### TASK TO COMPLETE
Identify the lines containing the word "الكبير". Copy each one.
── TASK DATA ──
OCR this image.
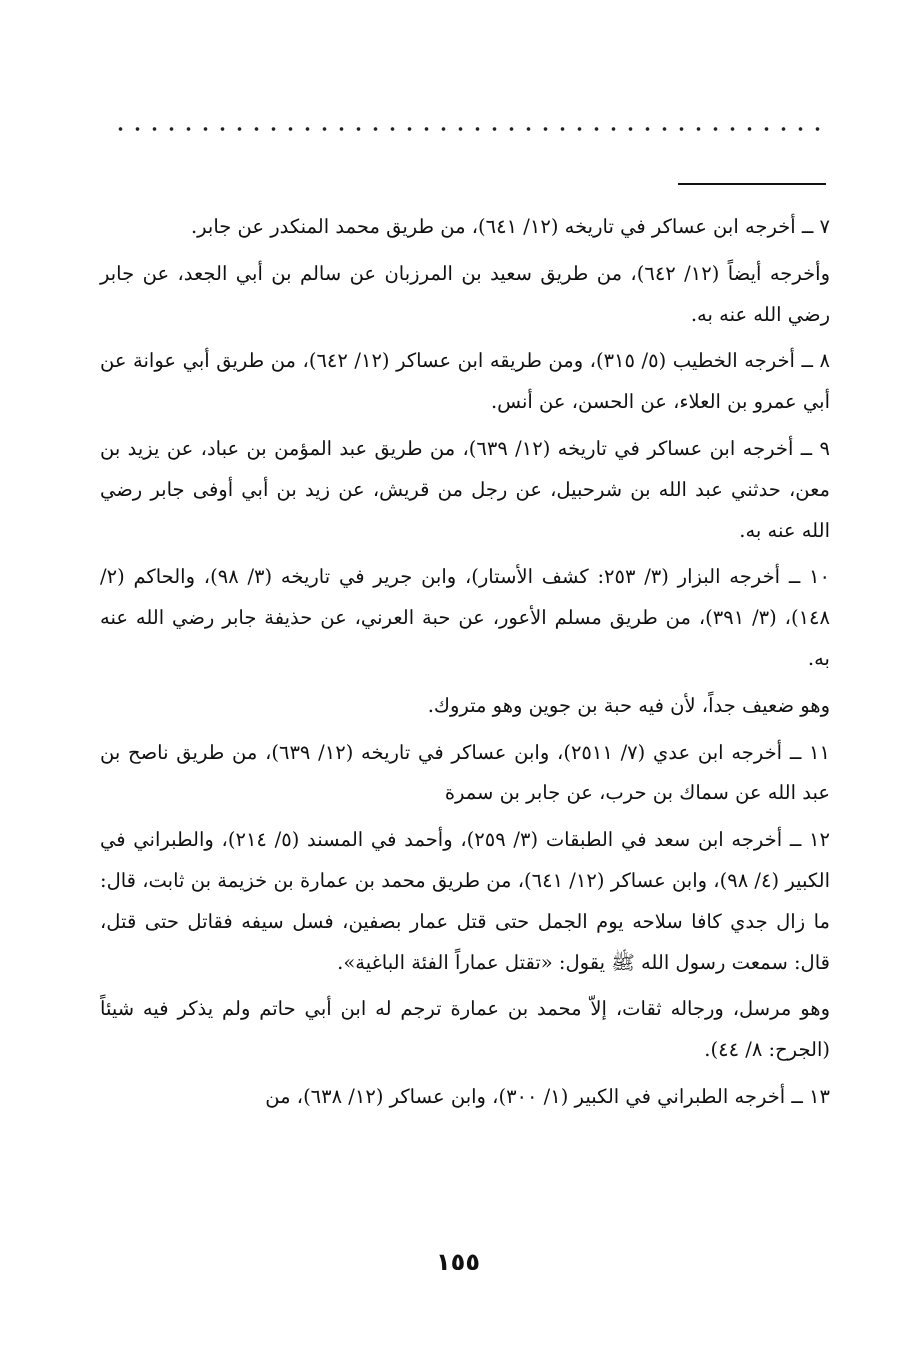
٧ ــ أخرجه ابن عساكر في تاريخه (١٢/ ٦٤١)، من طريق محمد المنكدر عن جابر.

وأخرجه أيضاً (١٢/ ٦٤٢)، من طريق سعيد بن المرزبان عن سالم بن أبي الجعد، عن جابر رضي الله عنه به.

٨ ــ أخرجه الخطيب (٥/ ٣١٥)، ومن طريقه ابن عساكر (١٢/ ٦٤٢)، من طريق أبي عوانة عن أبي عمرو بن العلاء، عن الحسن، عن أنس.

٩ ــ أخرجه ابن عساكر في تاريخه (١٢/ ٦٣٩)، من طريق عبد المؤمن بن عباد، عن يزيد بن معن، حدثني عبد الله بن شرحبيل، عن رجل من قريش، عن زيد بن أبي أوفى جابر رضي الله عنه به.

١٠ ــ أخرجه البزار (٣/ ٢٥٣: كشف الأستار)، وابن جرير في تاريخه (٣/ ٩٨)، والحاكم (٢/ ١٤٨)، (٣/ ٣٩١)، من طريق مسلم الأعور، عن حبة العرني، عن حذيفة جابر رضي الله عنه به.

وهو ضعيف جداً، لأن فيه حبة بن جوين وهو متروك.

١١ ــ أخرجه ابن عدي (٧/ ٢٥١١)، وابن عساكر في تاريخه (١٢/ ٦٣٩)، من طريق ناصح بن عبد الله عن سماك بن حرب، عن جابر بن سمرة

١٢ ــ أخرجه ابن سعد في الطبقات (٣/ ٢٥٩)، وأحمد في المسند (٥/ ٢١٤)، والطبراني في الكبير (٤/ ٩٨)، وابن عساكر (١٢/ ٦٤١)، من طريق محمد بن عمارة بن خزيمة بن ثابت، قال: ما زال جدي كافا سلاحه يوم الجمل حتى قتل عمار بصفين، فسل سيفه فقاتل حتى قتل، قال: سمعت رسول الله ﷺ يقول: «تقتل عماراً الفئة الباغية».

وهو مرسل، ورجاله ثقات، إلاّ محمد بن عمارة ترجم له ابن أبي حاتم ولم يذكر فيه شيئاً (الجرح: ٨/ ٤٤).

١٣ ــ أخرجه الطبراني في الكبير (١/ ٣٠٠)، وابن عساكر (١٢/ ٦٣٨)، من

١٥٥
───
### EXERCISE RESULT
١٢ ــ أخرجه ابن سعد في الطبقات (٣/ ٢٥٩)، وأحمد في المسند (٥/ ٢١٤)، والطبراني في الكبير (٤/ ٩٨)، وابن عساكر (١٢/ ٦٤١)، من طريق محمد بن عمارة بن خزيمة بن ثابت، قال: ما زال جدي كافا سلاحه يوم الجمل حتى قتل عمار بصفين، فسل سيفه فقاتل حتى قتل، قال: سمعت رسول الله ﷺ يقول: «تقتل عماراً الفئة الباغية».
١٣ ــ أخرجه الطبراني في الكبير (١/ ٣٠٠)، وابن عساكر (١٢/ ٦٣٨)، من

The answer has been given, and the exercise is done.